Exercise objective:
Give a verbatim copy of the lines below, minus the pictures.

Material:
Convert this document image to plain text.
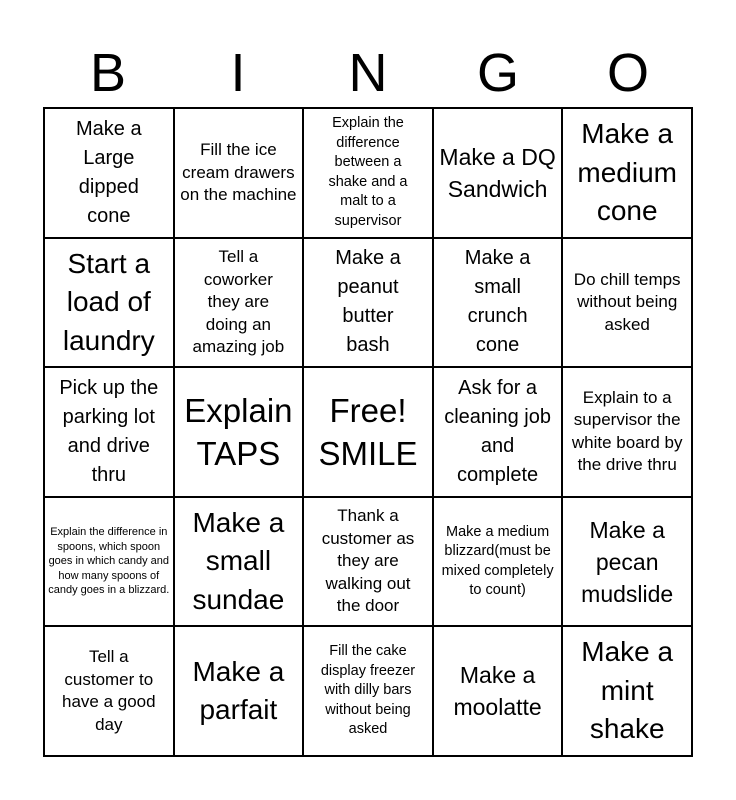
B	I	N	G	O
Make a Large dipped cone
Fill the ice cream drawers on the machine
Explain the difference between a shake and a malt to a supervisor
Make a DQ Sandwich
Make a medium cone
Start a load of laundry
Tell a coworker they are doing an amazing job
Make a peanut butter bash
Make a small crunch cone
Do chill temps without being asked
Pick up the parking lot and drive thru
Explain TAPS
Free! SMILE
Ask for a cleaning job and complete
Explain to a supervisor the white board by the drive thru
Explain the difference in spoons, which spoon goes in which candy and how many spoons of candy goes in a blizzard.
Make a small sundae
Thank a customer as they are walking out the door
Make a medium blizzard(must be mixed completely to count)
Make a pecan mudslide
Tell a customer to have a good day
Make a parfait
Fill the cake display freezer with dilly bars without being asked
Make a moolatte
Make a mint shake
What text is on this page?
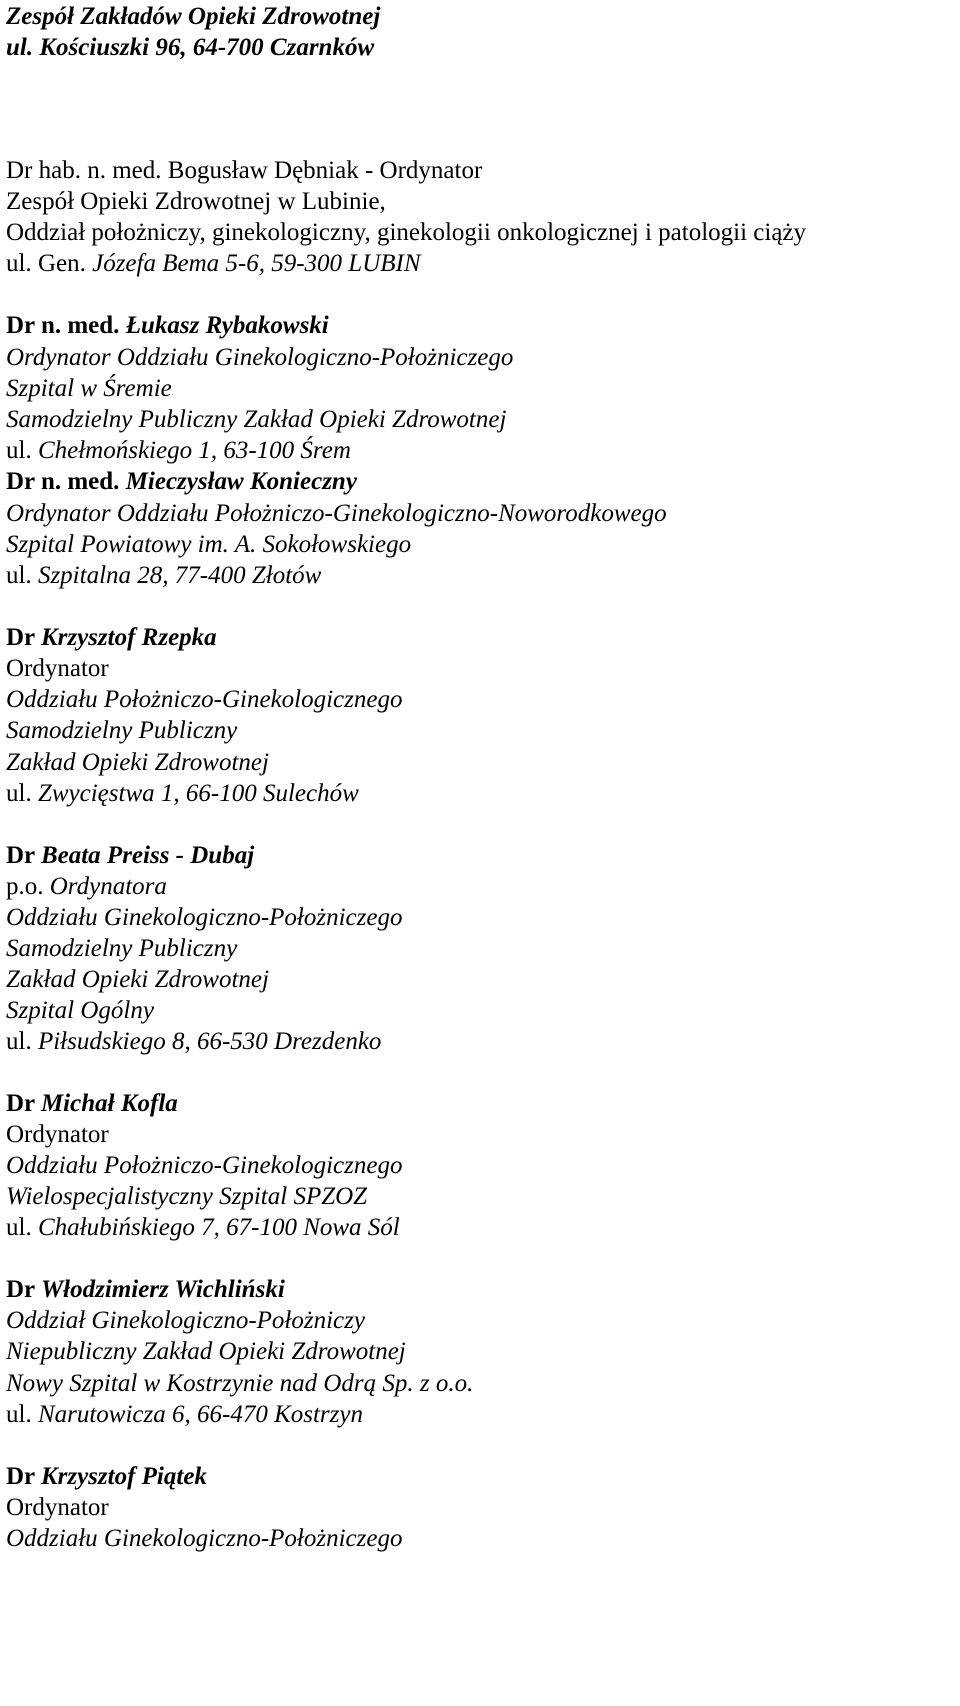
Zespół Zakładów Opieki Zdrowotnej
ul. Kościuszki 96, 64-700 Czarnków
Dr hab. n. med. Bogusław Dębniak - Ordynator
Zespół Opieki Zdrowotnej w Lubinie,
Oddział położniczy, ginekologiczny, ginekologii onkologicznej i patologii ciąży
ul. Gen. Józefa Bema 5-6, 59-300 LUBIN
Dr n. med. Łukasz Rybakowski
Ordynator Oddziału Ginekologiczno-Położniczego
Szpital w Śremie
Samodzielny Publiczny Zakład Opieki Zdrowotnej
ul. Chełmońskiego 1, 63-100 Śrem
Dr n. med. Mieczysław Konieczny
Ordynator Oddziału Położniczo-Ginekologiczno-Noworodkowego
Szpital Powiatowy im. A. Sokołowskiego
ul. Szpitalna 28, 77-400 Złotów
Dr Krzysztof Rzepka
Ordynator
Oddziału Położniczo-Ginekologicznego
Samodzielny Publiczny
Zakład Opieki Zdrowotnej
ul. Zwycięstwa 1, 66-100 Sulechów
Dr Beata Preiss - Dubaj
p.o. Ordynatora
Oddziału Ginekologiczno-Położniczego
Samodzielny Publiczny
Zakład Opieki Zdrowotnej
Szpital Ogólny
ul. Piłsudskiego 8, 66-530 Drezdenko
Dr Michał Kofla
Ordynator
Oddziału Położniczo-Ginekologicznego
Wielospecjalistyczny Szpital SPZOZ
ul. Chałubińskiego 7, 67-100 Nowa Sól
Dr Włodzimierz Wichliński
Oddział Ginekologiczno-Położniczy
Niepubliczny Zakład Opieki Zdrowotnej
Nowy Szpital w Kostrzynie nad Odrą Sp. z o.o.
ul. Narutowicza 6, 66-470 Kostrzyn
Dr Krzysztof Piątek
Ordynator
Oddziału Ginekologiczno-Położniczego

Result for this task:
Convert this document image to plain text.
B	I	N	G	O
Make a Large dipped cone
Fill the ice cream drawers on the machine
Explain the difference between a shake and a malt to a supervisor
Make a DQ Sandwich
Make a medium cone
Start a load of laundry
Tell a coworker they are doing an amazing job
Make a peanut butter bash
Make a small crunch cone
Do chill temps without being asked
Pick up the parking lot and drive thru
Explain TAPS
Free! SMILE
Ask for a cleaning job and complete
Explain to a supervisor the white board by the drive thru
Explain the difference in spoons, which spoon goes in which candy and how many spoons of candy goes in a blizzard.
Make a small sundae
Thank a customer as they are walking out the door
Make a medium blizzard(must be mixed completely to count)
Make a pecan mudslide
Tell a customer to have a good day
Make a parfait
Fill the cake display freezer with dilly bars without being asked
Make a moolatte
Make a mint shake
What text is on this page?
Zespół Zakładów Opieki Zdrowotnej
ul. Kościuszki 96, 64-700 Czarnków
Dr hab. n. med. Bogusław Dębniak - Ordynator
Zespół Opieki Zdrowotnej w Lubinie,
Oddział położniczy, ginekologiczny, ginekologii onkologicznej i patologii ciąży
ul. Gen. Józefa Bema 5-6, 59-300 LUBIN
Dr n. med. Łukasz Rybakowski
Ordynator Oddziału Ginekologiczno-Położniczego
Szpital w Śremie
Samodzielny Publiczny Zakład Opieki Zdrowotnej
ul. Chełmońskiego 1, 63-100 Śrem
Dr n. med. Mieczysław Konieczny
Ordynator Oddziału Położniczo-Ginekologiczno-Noworodkowego
Szpital Powiatowy im. A. Sokołowskiego
ul. Szpitalna 28, 77-400 Złotów
Dr Krzysztof Rzepka
Ordynator
Oddziału Położniczo-Ginekologicznego
Samodzielny Publiczny
Zakład Opieki Zdrowotnej
ul. Zwycięstwa 1, 66-100 Sulechów
Dr Beata Preiss - Dubaj
p.o. Ordynatora
Oddziału Ginekologiczno-Położniczego
Samodzielny Publiczny
Zakład Opieki Zdrowotnej
Szpital Ogólny
ul. Piłsudskiego 8, 66-530 Drezdenko
Dr Michał Kofla
Ordynator
Oddziału Położniczo-Ginekologicznego
Wielospecjalistyczny Szpital SPZOZ
ul. Chałubińskiego 7, 67-100 Nowa Sól
Dr Włodzimierz Wichliński
Oddział Ginekologiczno-Położniczy
Niepubliczny Zakład Opieki Zdrowotnej
Nowy Szpital w Kostrzynie nad Odrą Sp. z o.o.
ul. Narutowicza 6, 66-470 Kostrzyn
Dr Krzysztof Piątek
Ordynator
Oddziału Ginekologiczno-Położniczego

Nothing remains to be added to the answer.